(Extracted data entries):
----------

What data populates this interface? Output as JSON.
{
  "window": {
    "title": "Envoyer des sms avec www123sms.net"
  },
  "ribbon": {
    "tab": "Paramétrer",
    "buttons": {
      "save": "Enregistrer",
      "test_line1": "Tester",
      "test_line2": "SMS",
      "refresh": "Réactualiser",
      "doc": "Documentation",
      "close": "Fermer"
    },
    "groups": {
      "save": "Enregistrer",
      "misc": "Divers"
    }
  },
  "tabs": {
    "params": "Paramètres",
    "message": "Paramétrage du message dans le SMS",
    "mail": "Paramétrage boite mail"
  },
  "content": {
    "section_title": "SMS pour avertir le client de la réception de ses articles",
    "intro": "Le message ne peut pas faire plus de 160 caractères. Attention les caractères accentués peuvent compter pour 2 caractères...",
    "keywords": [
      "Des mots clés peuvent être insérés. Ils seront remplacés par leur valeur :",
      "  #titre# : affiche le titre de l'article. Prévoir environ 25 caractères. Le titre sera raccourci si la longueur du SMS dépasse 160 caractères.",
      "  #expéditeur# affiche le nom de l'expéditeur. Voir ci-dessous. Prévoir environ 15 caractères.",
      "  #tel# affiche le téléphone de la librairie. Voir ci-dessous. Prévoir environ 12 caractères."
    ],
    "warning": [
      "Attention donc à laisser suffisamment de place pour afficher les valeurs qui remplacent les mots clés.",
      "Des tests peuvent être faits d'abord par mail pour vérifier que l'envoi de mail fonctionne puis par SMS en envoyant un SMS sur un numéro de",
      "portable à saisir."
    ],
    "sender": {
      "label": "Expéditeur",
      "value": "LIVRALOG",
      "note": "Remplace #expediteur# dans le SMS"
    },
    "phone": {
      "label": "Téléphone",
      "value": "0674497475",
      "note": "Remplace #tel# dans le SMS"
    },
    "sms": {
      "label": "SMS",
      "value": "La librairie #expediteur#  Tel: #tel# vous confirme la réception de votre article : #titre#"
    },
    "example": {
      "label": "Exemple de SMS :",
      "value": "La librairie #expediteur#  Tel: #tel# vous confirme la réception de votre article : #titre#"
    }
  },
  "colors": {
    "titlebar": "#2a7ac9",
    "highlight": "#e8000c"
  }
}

----------

(What you will do): Please repeat the listing exactly, with nothing left out.

(In response):
What data populates this interface? Output as JSON.
{
  "window": {
    "title": "Envoyer des sms avec www123sms.net"
  },
  "ribbon": {
    "tab": "Paramétrer",
    "buttons": {
      "save": "Enregistrer",
      "test_line1": "Tester",
      "test_line2": "SMS",
      "refresh": "Réactualiser",
      "doc": "Documentation",
      "close": "Fermer"
    },
    "groups": {
      "save": "Enregistrer",
      "misc": "Divers"
    }
  },
  "tabs": {
    "params": "Paramètres",
    "message": "Paramétrage du message dans le SMS",
    "mail": "Paramétrage boite mail"
  },
  "content": {
    "section_title": "SMS pour avertir le client de la réception de ses articles",
    "intro": "Le message ne peut pas faire plus de 160 caractères. Attention les caractères accentués peuvent compter pour 2 caractères...",
    "keywords": [
      "Des mots clés peuvent être insérés. Ils seront remplacés par leur valeur :",
      "  #titre# : affiche le titre de l'article. Prévoir environ 25 caractères. Le titre sera raccourci si la longueur du SMS dépasse 160 caractères.",
      "  #expéditeur# affiche le nom de l'expéditeur. Voir ci-dessous. Prévoir environ 15 caractères.",
      "  #tel# affiche le téléphone de la librairie. Voir ci-dessous. Prévoir environ 12 caractères."
    ],
    "warning": [
      "Attention donc à laisser suffisamment de place pour afficher les valeurs qui remplacent les mots clés.",
      "Des tests peuvent être faits d'abord par mail pour vérifier que l'envoi de mail fonctionne puis par SMS en envoyant un SMS sur un numéro de",
      "portable à saisir."
    ],
    "sender": {
      "label": "Expéditeur",
      "value": "LIVRALOG",
      "note": "Remplace #expediteur# dans le SMS"
    },
    "phone": {
      "label": "Téléphone",
      "value": "0674497475",
      "note": "Remplace #tel# dans le SMS"
    },
    "sms": {
      "label": "SMS",
      "value": "La librairie #expediteur#  Tel: #tel# vous confirme la réception de votre article : #titre#"
    },
    "example": {
      "label": "Exemple de SMS :",
      "value": "La librairie #expediteur#  Tel: #tel# vous confirme la réception de votre article : #titre#"
    }
  },
  "colors": {
    "titlebar": "#2a7ac9",
    "highlight": "#e8000c"
  }
}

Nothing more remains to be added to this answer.